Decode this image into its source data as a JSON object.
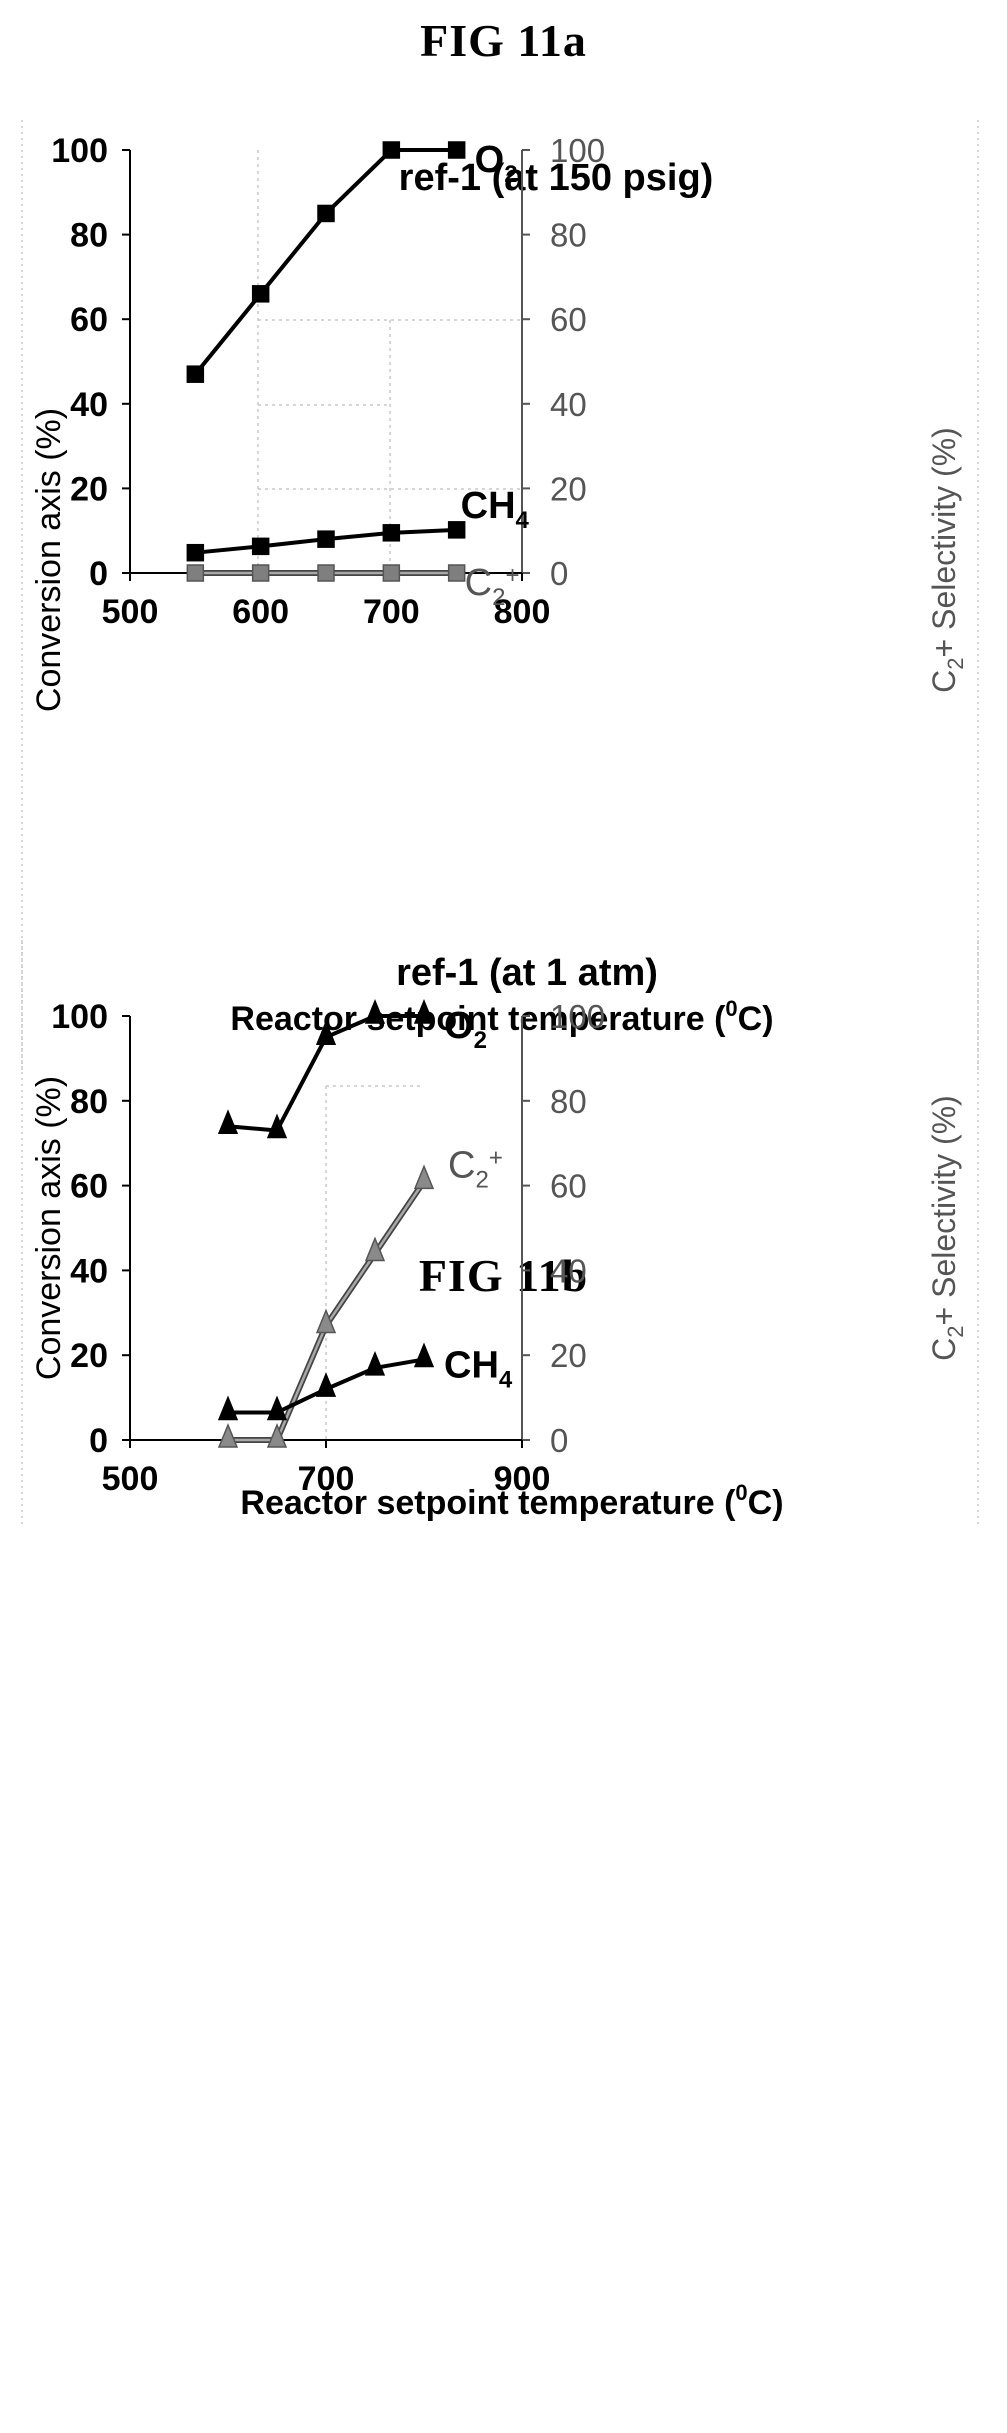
{
  "figures": [
    {
      "label": "FIG 11a"
    },
    {
      "label": "FIG 11b"
    }
  ],
  "chart_data": [
    {
      "type": "line",
      "title": "ref-1 (at 150 psig)",
      "xlabel": "Reactor setpoint temperature (°C)",
      "xlabel_parts": [
        "Reactor setpoint temperature (",
        "0",
        "C)"
      ],
      "ylabel": "Conversion axis (%)",
      "y2label": "C2+ Selectivity (%)",
      "y2label_parts": [
        "C",
        "2",
        "+ Selectivity (%)"
      ],
      "xlim": [
        500,
        800
      ],
      "ylim": [
        0,
        100
      ],
      "y2lim": [
        0,
        100
      ],
      "xticks": [
        500,
        600,
        700,
        800
      ],
      "yticks": [
        0,
        20,
        40,
        60,
        80,
        100
      ],
      "marker": "square",
      "series": [
        {
          "name": "O2",
          "label_main": "O",
          "label_sub": "2",
          "label_sup": "",
          "axis": "left",
          "color": "#000000",
          "x": [
            550,
            600,
            650,
            700,
            750
          ],
          "values": [
            47,
            66,
            85,
            100,
            100
          ]
        },
        {
          "name": "CH4",
          "label_main": "CH",
          "label_sub": "4",
          "label_sup": "",
          "axis": "left",
          "color": "#000000",
          "x": [
            550,
            600,
            650,
            700,
            750
          ],
          "values": [
            4.8,
            6.3,
            8,
            9.5,
            10.2
          ]
        },
        {
          "name": "C2+",
          "label_main": "C",
          "label_sub": "2",
          "label_sup": "+",
          "axis": "right",
          "color": "#7f7f7f",
          "x": [
            550,
            600,
            650,
            700,
            750
          ],
          "values": [
            0,
            0,
            0,
            0,
            0
          ]
        }
      ]
    },
    {
      "type": "line",
      "title": "ref-1 (at 1 atm)",
      "xlabel": "Reactor setpoint temperature (°C)",
      "xlabel_parts": [
        "Reactor setpoint temperature (",
        "0",
        "C)"
      ],
      "ylabel": "Conversion axis (%)",
      "y2label": "C2+ Selectivity (%)",
      "y2label_parts": [
        "C",
        "2",
        "+ Selectivity (%)"
      ],
      "xlim": [
        500,
        900
      ],
      "ylim": [
        0,
        100
      ],
      "y2lim": [
        0,
        100
      ],
      "xticks": [
        500,
        700,
        900
      ],
      "yticks": [
        0,
        20,
        40,
        60,
        80,
        100
      ],
      "marker": "triangle",
      "series": [
        {
          "name": "O2",
          "label_main": "O",
          "label_sub": "2",
          "label_sup": "",
          "axis": "left",
          "color": "#000000",
          "x": [
            600,
            650,
            700,
            750,
            800
          ],
          "values": [
            74,
            73,
            95,
            100,
            100
          ]
        },
        {
          "name": "C2+",
          "label_main": "C",
          "label_sub": "2",
          "label_sup": "+",
          "axis": "right",
          "color": "#7f7f7f",
          "x": [
            600,
            650,
            700,
            750,
            800
          ],
          "values": [
            0,
            0,
            27,
            44,
            61
          ]
        },
        {
          "name": "CH4",
          "label_main": "CH",
          "label_sub": "4",
          "label_sup": "",
          "axis": "left",
          "color": "#000000",
          "x": [
            600,
            650,
            700,
            750,
            800
          ],
          "values": [
            6.5,
            6.5,
            12,
            17,
            19
          ]
        }
      ]
    }
  ]
}
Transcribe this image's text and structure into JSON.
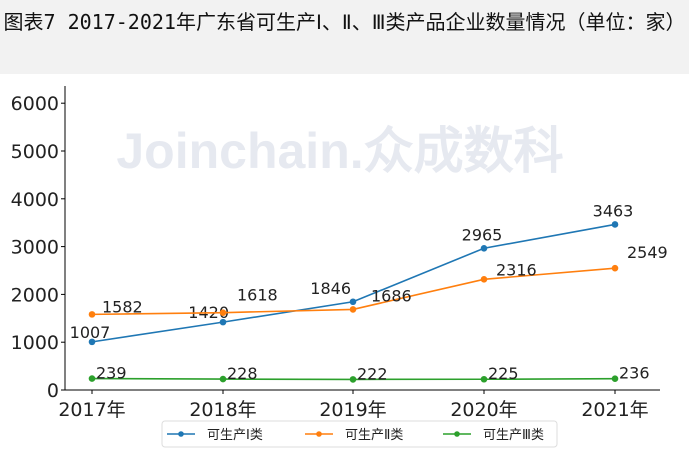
{
  "chart_data": {
    "type": "line",
    "title": "图表7 2017-2021年广东省可生产Ⅰ、Ⅱ、Ⅲ类产品企业数量情况（单位：家）",
    "categories": [
      "2017年",
      "2018年",
      "2019年",
      "2020年",
      "2021年"
    ],
    "ylim": [
      0,
      6400
    ],
    "yticks": [
      0,
      1000,
      2000,
      3000,
      4000,
      5000,
      6000
    ],
    "grid": false,
    "legend_position": "bottom",
    "watermark": "Joinchain.众成数科",
    "series": [
      {
        "name": "可生产Ⅰ类",
        "color": "#1f77b4",
        "values": [
          1007,
          1420,
          1846,
          2965,
          3463
        ]
      },
      {
        "name": "可生产Ⅱ类",
        "color": "#ff7f0e",
        "values": [
          1582,
          1618,
          1686,
          2316,
          2549
        ]
      },
      {
        "name": "可生产Ⅲ类",
        "color": "#2ca02c",
        "values": [
          239,
          228,
          222,
          225,
          236
        ]
      }
    ]
  }
}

_Prompt_: From the material above, reproduce everything verbatim except the pictures.

_Final result_:
Decode this image into its source data as a JSON object.
{
  "figures": [
    {
      "label": "FIG 11a"
    },
    {
      "label": "FIG 11b"
    }
  ],
  "chart_data": [
    {
      "type": "line",
      "title": "ref-1 (at 150 psig)",
      "xlabel": "Reactor setpoint temperature (°C)",
      "xlabel_parts": [
        "Reactor setpoint temperature (",
        "0",
        "C)"
      ],
      "ylabel": "Conversion axis (%)",
      "y2label": "C2+ Selectivity (%)",
      "y2label_parts": [
        "C",
        "2",
        "+ Selectivity (%)"
      ],
      "xlim": [
        500,
        800
      ],
      "ylim": [
        0,
        100
      ],
      "y2lim": [
        0,
        100
      ],
      "xticks": [
        500,
        600,
        700,
        800
      ],
      "yticks": [
        0,
        20,
        40,
        60,
        80,
        100
      ],
      "marker": "square",
      "series": [
        {
          "name": "O2",
          "label_main": "O",
          "label_sub": "2",
          "label_sup": "",
          "axis": "left",
          "color": "#000000",
          "x": [
            550,
            600,
            650,
            700,
            750
          ],
          "values": [
            47,
            66,
            85,
            100,
            100
          ]
        },
        {
          "name": "CH4",
          "label_main": "CH",
          "label_sub": "4",
          "label_sup": "",
          "axis": "left",
          "color": "#000000",
          "x": [
            550,
            600,
            650,
            700,
            750
          ],
          "values": [
            4.8,
            6.3,
            8,
            9.5,
            10.2
          ]
        },
        {
          "name": "C2+",
          "label_main": "C",
          "label_sub": "2",
          "label_sup": "+",
          "axis": "right",
          "color": "#7f7f7f",
          "x": [
            550,
            600,
            650,
            700,
            750
          ],
          "values": [
            0,
            0,
            0,
            0,
            0
          ]
        }
      ]
    },
    {
      "type": "line",
      "title": "ref-1 (at 1 atm)",
      "xlabel": "Reactor setpoint temperature (°C)",
      "xlabel_parts": [
        "Reactor setpoint temperature (",
        "0",
        "C)"
      ],
      "ylabel": "Conversion axis (%)",
      "y2label": "C2+ Selectivity (%)",
      "y2label_parts": [
        "C",
        "2",
        "+ Selectivity (%)"
      ],
      "xlim": [
        500,
        900
      ],
      "ylim": [
        0,
        100
      ],
      "y2lim": [
        0,
        100
      ],
      "xticks": [
        500,
        700,
        900
      ],
      "yticks": [
        0,
        20,
        40,
        60,
        80,
        100
      ],
      "marker": "triangle",
      "series": [
        {
          "name": "O2",
          "label_main": "O",
          "label_sub": "2",
          "label_sup": "",
          "axis": "left",
          "color": "#000000",
          "x": [
            600,
            650,
            700,
            750,
            800
          ],
          "values": [
            74,
            73,
            95,
            100,
            100
          ]
        },
        {
          "name": "C2+",
          "label_main": "C",
          "label_sub": "2",
          "label_sup": "+",
          "axis": "right",
          "color": "#7f7f7f",
          "x": [
            600,
            650,
            700,
            750,
            800
          ],
          "values": [
            0,
            0,
            27,
            44,
            61
          ]
        },
        {
          "name": "CH4",
          "label_main": "CH",
          "label_sub": "4",
          "label_sup": "",
          "axis": "left",
          "color": "#000000",
          "x": [
            600,
            650,
            700,
            750,
            800
          ],
          "values": [
            6.5,
            6.5,
            12,
            17,
            19
          ]
        }
      ]
    }
  ]
}
Transcribe this image's text and structure into JSON.
{
  "chart_data": {
    "type": "line",
    "title": "图表7 2017-2021年广东省可生产Ⅰ、Ⅱ、Ⅲ类产品企业数量情况（单位：家）",
    "categories": [
      "2017年",
      "2018年",
      "2019年",
      "2020年",
      "2021年"
    ],
    "ylim": [
      0,
      6400
    ],
    "yticks": [
      0,
      1000,
      2000,
      3000,
      4000,
      5000,
      6000
    ],
    "grid": false,
    "legend_position": "bottom",
    "watermark": "Joinchain.众成数科",
    "series": [
      {
        "name": "可生产Ⅰ类",
        "color": "#1f77b4",
        "values": [
          1007,
          1420,
          1846,
          2965,
          3463
        ]
      },
      {
        "name": "可生产Ⅱ类",
        "color": "#ff7f0e",
        "values": [
          1582,
          1618,
          1686,
          2316,
          2549
        ]
      },
      {
        "name": "可生产Ⅲ类",
        "color": "#2ca02c",
        "values": [
          239,
          228,
          222,
          225,
          236
        ]
      }
    ]
  }
}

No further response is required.